*THE PROBLEM:*
Pictures in the data below are not part of the copy; transcribe everything else exactly.

*GIVEN INFORMATION:*
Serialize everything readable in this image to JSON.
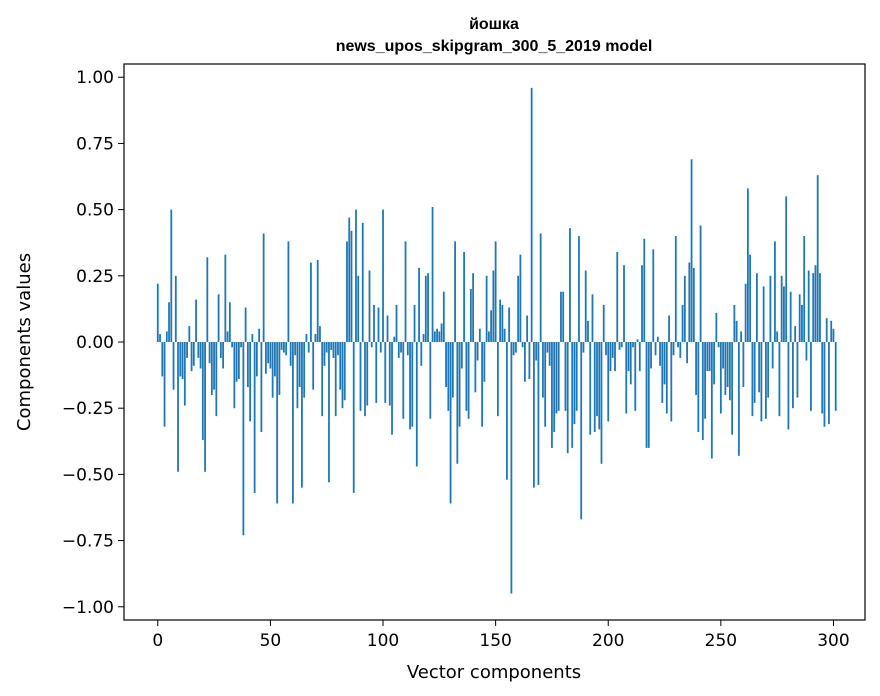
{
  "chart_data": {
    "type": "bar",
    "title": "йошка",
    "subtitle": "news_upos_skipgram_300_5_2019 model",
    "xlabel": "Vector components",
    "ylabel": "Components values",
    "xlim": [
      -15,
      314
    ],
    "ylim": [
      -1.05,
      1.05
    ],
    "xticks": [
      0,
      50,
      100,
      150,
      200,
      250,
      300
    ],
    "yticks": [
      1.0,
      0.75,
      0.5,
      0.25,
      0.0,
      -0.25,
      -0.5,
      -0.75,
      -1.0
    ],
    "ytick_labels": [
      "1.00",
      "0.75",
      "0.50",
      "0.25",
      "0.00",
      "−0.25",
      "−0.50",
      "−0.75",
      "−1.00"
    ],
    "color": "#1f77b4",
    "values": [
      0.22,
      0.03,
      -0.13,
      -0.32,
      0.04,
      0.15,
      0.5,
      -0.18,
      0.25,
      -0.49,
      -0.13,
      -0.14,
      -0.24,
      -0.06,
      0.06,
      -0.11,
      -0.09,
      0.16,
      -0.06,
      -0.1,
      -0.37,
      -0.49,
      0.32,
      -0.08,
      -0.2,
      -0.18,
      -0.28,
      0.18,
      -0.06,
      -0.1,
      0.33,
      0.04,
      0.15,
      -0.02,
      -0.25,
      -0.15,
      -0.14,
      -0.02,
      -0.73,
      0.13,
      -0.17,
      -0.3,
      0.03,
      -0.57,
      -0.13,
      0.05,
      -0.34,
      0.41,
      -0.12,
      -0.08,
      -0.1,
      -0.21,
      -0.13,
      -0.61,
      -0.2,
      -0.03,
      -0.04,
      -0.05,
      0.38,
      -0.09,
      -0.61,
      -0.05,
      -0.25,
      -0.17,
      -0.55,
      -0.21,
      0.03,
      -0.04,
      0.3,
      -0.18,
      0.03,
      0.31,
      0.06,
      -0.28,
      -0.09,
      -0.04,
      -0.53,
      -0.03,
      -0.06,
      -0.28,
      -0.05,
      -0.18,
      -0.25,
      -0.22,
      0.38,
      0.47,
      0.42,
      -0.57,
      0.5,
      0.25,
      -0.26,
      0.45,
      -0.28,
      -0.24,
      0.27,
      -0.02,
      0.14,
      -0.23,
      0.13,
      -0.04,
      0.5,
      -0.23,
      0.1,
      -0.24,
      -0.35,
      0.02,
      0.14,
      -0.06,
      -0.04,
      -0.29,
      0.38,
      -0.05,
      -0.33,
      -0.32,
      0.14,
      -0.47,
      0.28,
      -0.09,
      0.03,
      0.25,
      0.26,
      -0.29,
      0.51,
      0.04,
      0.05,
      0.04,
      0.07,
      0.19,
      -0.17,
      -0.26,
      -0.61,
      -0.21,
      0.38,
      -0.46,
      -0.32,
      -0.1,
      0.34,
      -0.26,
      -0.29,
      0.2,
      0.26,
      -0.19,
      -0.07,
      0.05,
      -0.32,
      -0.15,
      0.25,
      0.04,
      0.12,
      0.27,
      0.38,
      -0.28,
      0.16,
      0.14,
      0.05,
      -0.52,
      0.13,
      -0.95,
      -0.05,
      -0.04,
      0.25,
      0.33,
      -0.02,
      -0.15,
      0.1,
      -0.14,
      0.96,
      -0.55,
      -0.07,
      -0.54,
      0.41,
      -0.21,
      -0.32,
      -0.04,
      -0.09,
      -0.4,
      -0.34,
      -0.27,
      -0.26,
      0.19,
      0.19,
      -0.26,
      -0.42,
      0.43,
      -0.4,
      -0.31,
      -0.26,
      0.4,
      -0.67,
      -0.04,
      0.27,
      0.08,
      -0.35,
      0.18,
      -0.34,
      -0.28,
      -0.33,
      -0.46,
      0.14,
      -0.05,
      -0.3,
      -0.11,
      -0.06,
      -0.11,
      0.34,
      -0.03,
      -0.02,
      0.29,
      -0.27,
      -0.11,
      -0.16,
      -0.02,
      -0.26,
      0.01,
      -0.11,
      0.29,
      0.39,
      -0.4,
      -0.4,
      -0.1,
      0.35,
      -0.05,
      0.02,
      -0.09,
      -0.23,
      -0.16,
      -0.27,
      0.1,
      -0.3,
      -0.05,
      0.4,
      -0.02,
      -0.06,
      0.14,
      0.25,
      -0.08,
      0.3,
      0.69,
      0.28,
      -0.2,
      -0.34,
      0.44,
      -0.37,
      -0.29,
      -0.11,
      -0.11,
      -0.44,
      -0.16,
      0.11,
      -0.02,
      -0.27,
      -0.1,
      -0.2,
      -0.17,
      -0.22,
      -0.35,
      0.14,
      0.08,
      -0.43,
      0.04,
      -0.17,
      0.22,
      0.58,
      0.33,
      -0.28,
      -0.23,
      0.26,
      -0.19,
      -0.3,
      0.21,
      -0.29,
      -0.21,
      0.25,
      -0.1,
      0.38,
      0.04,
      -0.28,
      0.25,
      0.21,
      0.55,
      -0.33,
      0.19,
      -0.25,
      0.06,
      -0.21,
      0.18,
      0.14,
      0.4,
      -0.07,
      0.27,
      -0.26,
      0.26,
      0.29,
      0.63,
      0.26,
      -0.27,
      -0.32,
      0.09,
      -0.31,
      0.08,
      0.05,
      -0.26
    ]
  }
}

*RESPONSE BELOW:*
Serialize everything readable in this image to JSON.
{
  "chart_data": {
    "type": "bar",
    "title": "йошка",
    "subtitle": "news_upos_skipgram_300_5_2019 model",
    "xlabel": "Vector components",
    "ylabel": "Components values",
    "xlim": [
      -15,
      314
    ],
    "ylim": [
      -1.05,
      1.05
    ],
    "xticks": [
      0,
      50,
      100,
      150,
      200,
      250,
      300
    ],
    "yticks": [
      1.0,
      0.75,
      0.5,
      0.25,
      0.0,
      -0.25,
      -0.5,
      -0.75,
      -1.0
    ],
    "ytick_labels": [
      "1.00",
      "0.75",
      "0.50",
      "0.25",
      "0.00",
      "−0.25",
      "−0.50",
      "−0.75",
      "−1.00"
    ],
    "color": "#1f77b4",
    "values": [
      0.22,
      0.03,
      -0.13,
      -0.32,
      0.04,
      0.15,
      0.5,
      -0.18,
      0.25,
      -0.49,
      -0.13,
      -0.14,
      -0.24,
      -0.06,
      0.06,
      -0.11,
      -0.09,
      0.16,
      -0.06,
      -0.1,
      -0.37,
      -0.49,
      0.32,
      -0.08,
      -0.2,
      -0.18,
      -0.28,
      0.18,
      -0.06,
      -0.1,
      0.33,
      0.04,
      0.15,
      -0.02,
      -0.25,
      -0.15,
      -0.14,
      -0.02,
      -0.73,
      0.13,
      -0.17,
      -0.3,
      0.03,
      -0.57,
      -0.13,
      0.05,
      -0.34,
      0.41,
      -0.12,
      -0.08,
      -0.1,
      -0.21,
      -0.13,
      -0.61,
      -0.2,
      -0.03,
      -0.04,
      -0.05,
      0.38,
      -0.09,
      -0.61,
      -0.05,
      -0.25,
      -0.17,
      -0.55,
      -0.21,
      0.03,
      -0.04,
      0.3,
      -0.18,
      0.03,
      0.31,
      0.06,
      -0.28,
      -0.09,
      -0.04,
      -0.53,
      -0.03,
      -0.06,
      -0.28,
      -0.05,
      -0.18,
      -0.25,
      -0.22,
      0.38,
      0.47,
      0.42,
      -0.57,
      0.5,
      0.25,
      -0.26,
      0.45,
      -0.28,
      -0.24,
      0.27,
      -0.02,
      0.14,
      -0.23,
      0.13,
      -0.04,
      0.5,
      -0.23,
      0.1,
      -0.24,
      -0.35,
      0.02,
      0.14,
      -0.06,
      -0.04,
      -0.29,
      0.38,
      -0.05,
      -0.33,
      -0.32,
      0.14,
      -0.47,
      0.28,
      -0.09,
      0.03,
      0.25,
      0.26,
      -0.29,
      0.51,
      0.04,
      0.05,
      0.04,
      0.07,
      0.19,
      -0.17,
      -0.26,
      -0.61,
      -0.21,
      0.38,
      -0.46,
      -0.32,
      -0.1,
      0.34,
      -0.26,
      -0.29,
      0.2,
      0.26,
      -0.19,
      -0.07,
      0.05,
      -0.32,
      -0.15,
      0.25,
      0.04,
      0.12,
      0.27,
      0.38,
      -0.28,
      0.16,
      0.14,
      0.05,
      -0.52,
      0.13,
      -0.95,
      -0.05,
      -0.04,
      0.25,
      0.33,
      -0.02,
      -0.15,
      0.1,
      -0.14,
      0.96,
      -0.55,
      -0.07,
      -0.54,
      0.41,
      -0.21,
      -0.32,
      -0.04,
      -0.09,
      -0.4,
      -0.34,
      -0.27,
      -0.26,
      0.19,
      0.19,
      -0.26,
      -0.42,
      0.43,
      -0.4,
      -0.31,
      -0.26,
      0.4,
      -0.67,
      -0.04,
      0.27,
      0.08,
      -0.35,
      0.18,
      -0.34,
      -0.28,
      -0.33,
      -0.46,
      0.14,
      -0.05,
      -0.3,
      -0.11,
      -0.06,
      -0.11,
      0.34,
      -0.03,
      -0.02,
      0.29,
      -0.27,
      -0.11,
      -0.16,
      -0.02,
      -0.26,
      0.01,
      -0.11,
      0.29,
      0.39,
      -0.4,
      -0.4,
      -0.1,
      0.35,
      -0.05,
      0.02,
      -0.09,
      -0.23,
      -0.16,
      -0.27,
      0.1,
      -0.3,
      -0.05,
      0.4,
      -0.02,
      -0.06,
      0.14,
      0.25,
      -0.08,
      0.3,
      0.69,
      0.28,
      -0.2,
      -0.34,
      0.44,
      -0.37,
      -0.29,
      -0.11,
      -0.11,
      -0.44,
      -0.16,
      0.11,
      -0.02,
      -0.27,
      -0.1,
      -0.2,
      -0.17,
      -0.22,
      -0.35,
      0.14,
      0.08,
      -0.43,
      0.04,
      -0.17,
      0.22,
      0.58,
      0.33,
      -0.28,
      -0.23,
      0.26,
      -0.19,
      -0.3,
      0.21,
      -0.29,
      -0.21,
      0.25,
      -0.1,
      0.38,
      0.04,
      -0.28,
      0.25,
      0.21,
      0.55,
      -0.33,
      0.19,
      -0.25,
      0.06,
      -0.21,
      0.18,
      0.14,
      0.4,
      -0.07,
      0.27,
      -0.26,
      0.26,
      0.29,
      0.63,
      0.26,
      -0.27,
      -0.32,
      0.09,
      -0.31,
      0.08,
      0.05,
      -0.26
    ]
  }
}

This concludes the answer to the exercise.